JOB: Look through the lines below and extract any with the word "color".

ENTRIES PROVIDED:
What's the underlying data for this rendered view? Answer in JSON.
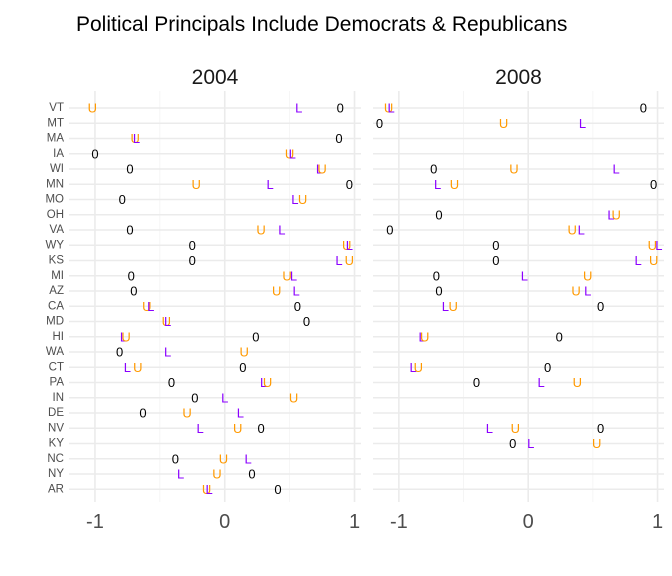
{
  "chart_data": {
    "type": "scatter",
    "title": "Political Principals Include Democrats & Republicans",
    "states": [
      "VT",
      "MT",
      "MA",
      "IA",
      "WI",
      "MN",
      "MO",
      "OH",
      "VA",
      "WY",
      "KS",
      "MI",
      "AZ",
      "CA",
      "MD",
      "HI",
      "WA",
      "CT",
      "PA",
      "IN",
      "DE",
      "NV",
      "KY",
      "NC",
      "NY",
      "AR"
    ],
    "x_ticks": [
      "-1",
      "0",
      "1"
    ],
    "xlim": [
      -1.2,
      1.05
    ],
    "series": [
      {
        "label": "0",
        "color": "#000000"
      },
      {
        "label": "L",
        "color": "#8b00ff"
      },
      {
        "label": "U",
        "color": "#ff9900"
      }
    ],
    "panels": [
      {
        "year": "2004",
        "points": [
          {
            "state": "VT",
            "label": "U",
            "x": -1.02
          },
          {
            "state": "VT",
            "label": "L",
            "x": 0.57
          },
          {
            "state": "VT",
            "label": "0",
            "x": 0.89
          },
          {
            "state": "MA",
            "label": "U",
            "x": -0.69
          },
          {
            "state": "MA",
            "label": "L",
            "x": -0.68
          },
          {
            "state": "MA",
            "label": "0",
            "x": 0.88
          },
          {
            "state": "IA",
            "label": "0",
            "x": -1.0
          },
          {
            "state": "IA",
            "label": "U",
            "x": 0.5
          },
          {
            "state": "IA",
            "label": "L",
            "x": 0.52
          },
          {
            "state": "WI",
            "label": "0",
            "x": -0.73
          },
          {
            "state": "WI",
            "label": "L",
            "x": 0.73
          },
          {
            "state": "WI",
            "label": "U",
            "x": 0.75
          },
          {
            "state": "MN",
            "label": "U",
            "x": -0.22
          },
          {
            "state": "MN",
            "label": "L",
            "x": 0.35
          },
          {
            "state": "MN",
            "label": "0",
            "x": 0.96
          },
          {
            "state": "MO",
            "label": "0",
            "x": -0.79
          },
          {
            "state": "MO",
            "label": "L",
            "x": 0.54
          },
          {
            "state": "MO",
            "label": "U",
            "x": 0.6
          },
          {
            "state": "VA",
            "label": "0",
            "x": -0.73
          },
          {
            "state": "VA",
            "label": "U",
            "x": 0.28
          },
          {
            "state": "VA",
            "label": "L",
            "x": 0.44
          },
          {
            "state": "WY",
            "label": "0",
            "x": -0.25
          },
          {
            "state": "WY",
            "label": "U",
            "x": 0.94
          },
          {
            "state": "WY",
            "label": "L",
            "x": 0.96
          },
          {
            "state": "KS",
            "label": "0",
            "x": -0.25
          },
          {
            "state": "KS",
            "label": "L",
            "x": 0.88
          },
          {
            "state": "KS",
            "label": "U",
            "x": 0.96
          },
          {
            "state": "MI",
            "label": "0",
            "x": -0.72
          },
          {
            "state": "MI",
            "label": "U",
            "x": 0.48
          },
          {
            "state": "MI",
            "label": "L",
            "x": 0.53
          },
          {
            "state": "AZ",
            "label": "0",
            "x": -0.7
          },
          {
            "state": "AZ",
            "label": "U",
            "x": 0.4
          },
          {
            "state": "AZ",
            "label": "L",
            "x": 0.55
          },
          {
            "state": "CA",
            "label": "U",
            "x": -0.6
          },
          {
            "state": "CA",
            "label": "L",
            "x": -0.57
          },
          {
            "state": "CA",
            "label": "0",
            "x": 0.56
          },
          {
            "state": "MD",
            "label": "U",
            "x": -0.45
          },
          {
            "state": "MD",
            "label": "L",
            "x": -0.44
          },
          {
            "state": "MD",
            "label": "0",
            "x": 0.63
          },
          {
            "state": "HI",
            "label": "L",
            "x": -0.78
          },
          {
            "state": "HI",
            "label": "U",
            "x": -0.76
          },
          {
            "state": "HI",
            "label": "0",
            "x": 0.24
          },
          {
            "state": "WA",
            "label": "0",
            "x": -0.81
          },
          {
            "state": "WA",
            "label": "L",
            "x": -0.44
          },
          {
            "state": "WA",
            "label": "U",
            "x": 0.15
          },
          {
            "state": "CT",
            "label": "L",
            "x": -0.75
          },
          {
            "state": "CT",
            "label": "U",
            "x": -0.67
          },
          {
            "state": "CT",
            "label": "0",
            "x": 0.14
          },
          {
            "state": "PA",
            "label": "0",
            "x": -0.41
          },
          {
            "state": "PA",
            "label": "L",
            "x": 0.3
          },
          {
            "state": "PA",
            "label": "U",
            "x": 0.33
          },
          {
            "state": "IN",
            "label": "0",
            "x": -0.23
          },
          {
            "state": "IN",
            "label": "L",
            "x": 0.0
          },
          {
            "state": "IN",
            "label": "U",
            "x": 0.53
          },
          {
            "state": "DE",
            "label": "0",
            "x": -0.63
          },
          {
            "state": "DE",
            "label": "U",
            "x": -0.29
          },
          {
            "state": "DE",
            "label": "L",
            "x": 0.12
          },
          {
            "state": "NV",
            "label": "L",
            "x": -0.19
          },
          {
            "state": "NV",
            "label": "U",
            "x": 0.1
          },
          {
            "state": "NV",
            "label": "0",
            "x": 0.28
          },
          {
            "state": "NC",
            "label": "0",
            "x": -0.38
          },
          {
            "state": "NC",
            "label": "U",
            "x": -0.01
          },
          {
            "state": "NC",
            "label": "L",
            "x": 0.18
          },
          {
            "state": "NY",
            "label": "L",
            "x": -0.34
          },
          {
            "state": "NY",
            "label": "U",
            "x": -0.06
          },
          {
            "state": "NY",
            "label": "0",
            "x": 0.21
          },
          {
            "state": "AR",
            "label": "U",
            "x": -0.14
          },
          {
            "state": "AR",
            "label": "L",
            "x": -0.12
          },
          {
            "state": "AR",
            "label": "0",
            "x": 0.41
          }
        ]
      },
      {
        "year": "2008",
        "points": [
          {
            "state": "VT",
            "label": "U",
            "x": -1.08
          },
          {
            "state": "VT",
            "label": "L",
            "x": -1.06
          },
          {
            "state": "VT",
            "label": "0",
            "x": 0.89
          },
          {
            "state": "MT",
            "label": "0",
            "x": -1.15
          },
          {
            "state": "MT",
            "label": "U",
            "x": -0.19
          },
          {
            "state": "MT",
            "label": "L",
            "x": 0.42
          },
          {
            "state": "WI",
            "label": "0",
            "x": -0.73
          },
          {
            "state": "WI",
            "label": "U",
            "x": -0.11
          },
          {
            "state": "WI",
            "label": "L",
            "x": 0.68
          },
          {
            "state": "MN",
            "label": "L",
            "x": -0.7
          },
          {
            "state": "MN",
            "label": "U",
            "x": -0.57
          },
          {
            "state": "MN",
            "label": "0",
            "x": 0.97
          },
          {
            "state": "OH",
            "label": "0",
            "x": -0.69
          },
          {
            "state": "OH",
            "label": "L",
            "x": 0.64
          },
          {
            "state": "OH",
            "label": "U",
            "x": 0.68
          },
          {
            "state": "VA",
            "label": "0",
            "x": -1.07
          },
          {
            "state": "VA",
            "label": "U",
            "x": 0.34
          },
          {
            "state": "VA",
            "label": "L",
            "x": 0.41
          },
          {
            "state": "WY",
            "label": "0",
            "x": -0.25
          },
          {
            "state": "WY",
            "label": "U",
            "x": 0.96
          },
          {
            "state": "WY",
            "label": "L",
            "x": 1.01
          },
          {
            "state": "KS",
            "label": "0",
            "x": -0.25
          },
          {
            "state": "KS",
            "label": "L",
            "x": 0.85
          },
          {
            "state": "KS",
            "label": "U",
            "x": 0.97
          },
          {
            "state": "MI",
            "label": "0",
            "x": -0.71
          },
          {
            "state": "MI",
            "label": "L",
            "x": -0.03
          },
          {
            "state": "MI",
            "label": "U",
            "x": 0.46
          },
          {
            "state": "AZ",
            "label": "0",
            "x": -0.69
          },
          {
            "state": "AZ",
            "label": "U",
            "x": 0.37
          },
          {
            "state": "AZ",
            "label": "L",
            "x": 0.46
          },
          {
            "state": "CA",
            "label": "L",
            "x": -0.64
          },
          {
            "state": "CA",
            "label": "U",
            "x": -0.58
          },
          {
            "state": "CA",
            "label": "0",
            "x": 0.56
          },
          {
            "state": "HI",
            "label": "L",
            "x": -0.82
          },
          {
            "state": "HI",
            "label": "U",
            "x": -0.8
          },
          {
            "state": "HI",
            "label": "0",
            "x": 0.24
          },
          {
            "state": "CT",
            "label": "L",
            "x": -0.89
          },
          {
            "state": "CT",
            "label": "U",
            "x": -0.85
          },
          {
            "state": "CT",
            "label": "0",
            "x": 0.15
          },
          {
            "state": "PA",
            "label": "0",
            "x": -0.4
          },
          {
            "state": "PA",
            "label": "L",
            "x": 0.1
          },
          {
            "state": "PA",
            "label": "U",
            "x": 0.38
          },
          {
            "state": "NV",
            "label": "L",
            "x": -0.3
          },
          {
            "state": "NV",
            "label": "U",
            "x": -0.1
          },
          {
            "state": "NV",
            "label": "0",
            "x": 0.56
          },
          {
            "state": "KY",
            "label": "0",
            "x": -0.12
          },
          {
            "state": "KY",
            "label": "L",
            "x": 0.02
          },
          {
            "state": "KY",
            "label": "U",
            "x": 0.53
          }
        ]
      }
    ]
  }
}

SOLVED PROBLEM:
        "color": "#000000"
        "color": "#8b00ff"
        "color": "#ff9900"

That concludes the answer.